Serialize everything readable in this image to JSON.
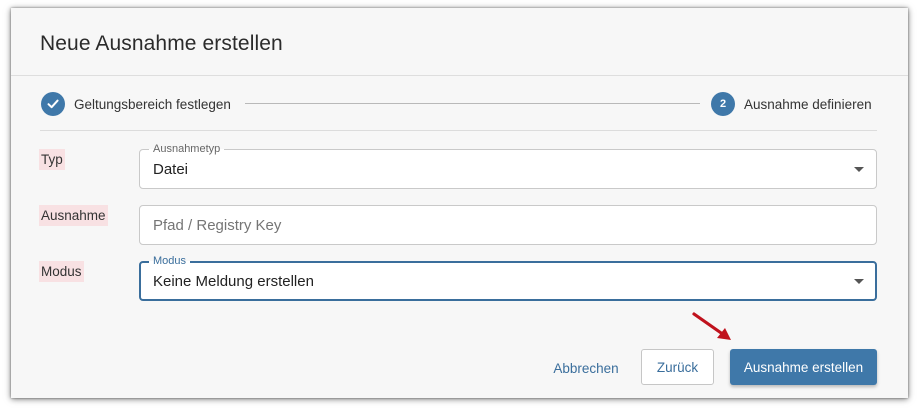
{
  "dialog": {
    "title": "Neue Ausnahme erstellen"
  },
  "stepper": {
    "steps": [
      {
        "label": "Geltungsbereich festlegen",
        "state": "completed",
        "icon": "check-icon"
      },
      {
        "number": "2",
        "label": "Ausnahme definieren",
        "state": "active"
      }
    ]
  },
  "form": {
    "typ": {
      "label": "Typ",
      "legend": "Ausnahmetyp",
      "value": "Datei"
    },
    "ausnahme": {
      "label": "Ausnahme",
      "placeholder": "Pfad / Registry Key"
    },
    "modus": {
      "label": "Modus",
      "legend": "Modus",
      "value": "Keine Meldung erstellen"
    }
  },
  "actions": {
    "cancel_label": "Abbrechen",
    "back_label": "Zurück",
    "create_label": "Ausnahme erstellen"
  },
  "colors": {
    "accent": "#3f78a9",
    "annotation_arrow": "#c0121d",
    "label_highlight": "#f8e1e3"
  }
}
=-=-=
Return each line of the data that contains the string "value".

Solved problem
      "value": "Datei"
      "value": "Keine Meldung erstellen"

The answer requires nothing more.